PROMPT
Search the records that follow and extract every line containing the string "kind".

--- START OF DATA ---

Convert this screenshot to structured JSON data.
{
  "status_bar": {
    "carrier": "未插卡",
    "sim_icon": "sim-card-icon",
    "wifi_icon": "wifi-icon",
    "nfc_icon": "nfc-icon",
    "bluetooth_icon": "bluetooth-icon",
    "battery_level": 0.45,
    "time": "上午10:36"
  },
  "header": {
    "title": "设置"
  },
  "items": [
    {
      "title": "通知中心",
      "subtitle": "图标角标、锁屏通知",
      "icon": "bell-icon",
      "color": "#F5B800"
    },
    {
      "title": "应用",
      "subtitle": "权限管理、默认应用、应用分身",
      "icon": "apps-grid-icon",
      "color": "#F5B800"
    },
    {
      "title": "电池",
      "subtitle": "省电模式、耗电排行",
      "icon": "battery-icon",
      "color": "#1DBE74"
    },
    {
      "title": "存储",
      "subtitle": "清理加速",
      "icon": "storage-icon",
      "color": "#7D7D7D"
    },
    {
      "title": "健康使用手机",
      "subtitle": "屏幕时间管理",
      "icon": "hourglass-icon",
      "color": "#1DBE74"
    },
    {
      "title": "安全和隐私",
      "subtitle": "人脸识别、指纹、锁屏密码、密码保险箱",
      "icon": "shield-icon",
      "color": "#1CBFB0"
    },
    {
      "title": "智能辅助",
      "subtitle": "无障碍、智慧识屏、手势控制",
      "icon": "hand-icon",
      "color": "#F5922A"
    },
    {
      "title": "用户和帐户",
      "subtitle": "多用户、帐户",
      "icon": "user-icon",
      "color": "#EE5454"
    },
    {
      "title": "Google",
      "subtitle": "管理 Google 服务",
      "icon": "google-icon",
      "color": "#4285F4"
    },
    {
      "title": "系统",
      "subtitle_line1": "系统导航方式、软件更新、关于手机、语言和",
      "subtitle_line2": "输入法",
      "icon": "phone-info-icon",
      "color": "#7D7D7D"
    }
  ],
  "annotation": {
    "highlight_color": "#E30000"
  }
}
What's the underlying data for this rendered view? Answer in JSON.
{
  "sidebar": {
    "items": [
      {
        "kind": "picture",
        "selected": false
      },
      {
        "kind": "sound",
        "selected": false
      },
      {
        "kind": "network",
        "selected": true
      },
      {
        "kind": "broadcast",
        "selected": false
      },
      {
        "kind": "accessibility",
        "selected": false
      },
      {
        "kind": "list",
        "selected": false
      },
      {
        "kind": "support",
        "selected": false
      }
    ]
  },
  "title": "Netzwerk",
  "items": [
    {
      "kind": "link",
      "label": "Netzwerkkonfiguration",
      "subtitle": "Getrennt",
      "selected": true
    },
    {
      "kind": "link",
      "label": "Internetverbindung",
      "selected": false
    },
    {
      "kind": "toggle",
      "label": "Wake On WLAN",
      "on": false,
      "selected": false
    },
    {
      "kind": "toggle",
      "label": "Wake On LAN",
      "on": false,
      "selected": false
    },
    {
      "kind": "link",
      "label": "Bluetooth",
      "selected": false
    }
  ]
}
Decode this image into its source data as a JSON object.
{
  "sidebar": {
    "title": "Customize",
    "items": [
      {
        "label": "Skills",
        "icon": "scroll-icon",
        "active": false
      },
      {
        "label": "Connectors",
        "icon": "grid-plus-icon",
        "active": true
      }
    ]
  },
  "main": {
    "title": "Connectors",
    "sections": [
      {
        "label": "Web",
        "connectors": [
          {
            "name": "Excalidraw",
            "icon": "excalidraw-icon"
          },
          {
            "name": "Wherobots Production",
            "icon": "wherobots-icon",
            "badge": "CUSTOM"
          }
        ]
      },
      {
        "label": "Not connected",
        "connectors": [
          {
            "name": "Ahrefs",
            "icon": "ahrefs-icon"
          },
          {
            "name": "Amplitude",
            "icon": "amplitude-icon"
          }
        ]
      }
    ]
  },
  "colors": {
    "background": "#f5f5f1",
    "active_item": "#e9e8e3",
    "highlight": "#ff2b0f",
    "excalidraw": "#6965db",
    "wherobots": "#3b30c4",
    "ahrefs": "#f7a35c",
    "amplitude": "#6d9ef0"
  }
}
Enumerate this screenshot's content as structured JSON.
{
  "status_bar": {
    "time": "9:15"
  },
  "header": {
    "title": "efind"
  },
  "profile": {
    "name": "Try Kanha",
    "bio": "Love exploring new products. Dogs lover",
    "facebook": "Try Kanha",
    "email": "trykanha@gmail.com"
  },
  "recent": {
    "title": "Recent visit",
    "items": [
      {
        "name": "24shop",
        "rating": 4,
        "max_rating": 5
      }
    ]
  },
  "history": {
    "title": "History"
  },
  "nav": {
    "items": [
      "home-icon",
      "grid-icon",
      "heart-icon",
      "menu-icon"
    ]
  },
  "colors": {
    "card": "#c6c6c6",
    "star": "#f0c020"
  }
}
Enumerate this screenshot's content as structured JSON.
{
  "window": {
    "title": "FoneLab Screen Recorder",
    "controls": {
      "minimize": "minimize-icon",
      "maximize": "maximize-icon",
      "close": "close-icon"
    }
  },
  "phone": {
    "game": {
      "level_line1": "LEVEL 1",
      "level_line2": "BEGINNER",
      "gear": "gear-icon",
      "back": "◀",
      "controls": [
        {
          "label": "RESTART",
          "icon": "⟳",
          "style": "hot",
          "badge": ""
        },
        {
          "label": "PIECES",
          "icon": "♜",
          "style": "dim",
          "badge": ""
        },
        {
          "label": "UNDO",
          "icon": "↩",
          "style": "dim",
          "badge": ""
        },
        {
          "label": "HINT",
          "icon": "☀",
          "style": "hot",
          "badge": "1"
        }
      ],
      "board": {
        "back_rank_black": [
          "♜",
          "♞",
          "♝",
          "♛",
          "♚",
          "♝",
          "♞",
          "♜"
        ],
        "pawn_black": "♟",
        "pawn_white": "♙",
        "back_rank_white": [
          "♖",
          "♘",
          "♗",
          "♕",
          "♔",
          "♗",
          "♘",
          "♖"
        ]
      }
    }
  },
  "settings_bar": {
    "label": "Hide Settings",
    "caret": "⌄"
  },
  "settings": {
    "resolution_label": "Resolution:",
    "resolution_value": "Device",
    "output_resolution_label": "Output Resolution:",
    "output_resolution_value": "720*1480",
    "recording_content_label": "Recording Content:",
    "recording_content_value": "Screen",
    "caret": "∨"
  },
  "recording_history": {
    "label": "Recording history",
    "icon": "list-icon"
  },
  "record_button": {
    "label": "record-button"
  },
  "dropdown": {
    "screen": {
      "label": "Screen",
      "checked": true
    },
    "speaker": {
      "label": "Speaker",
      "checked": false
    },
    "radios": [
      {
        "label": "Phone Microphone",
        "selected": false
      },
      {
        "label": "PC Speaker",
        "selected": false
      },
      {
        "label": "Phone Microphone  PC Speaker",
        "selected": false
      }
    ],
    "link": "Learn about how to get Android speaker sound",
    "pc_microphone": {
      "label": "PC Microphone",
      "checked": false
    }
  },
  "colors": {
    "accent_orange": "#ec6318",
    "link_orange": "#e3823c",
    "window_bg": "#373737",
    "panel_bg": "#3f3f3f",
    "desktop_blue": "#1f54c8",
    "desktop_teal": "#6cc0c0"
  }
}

--- END OF DATA ---

RESPONSE TO THIS EXERCISE
        "kind": "picture",
        "kind": "sound",
        "kind": "network",
        "kind": "broadcast",
        "kind": "accessibility",
        "kind": "list",
        "kind": "support",
      "kind": "link",
      "kind": "link",
      "kind": "toggle",
      "kind": "toggle",
      "kind": "link",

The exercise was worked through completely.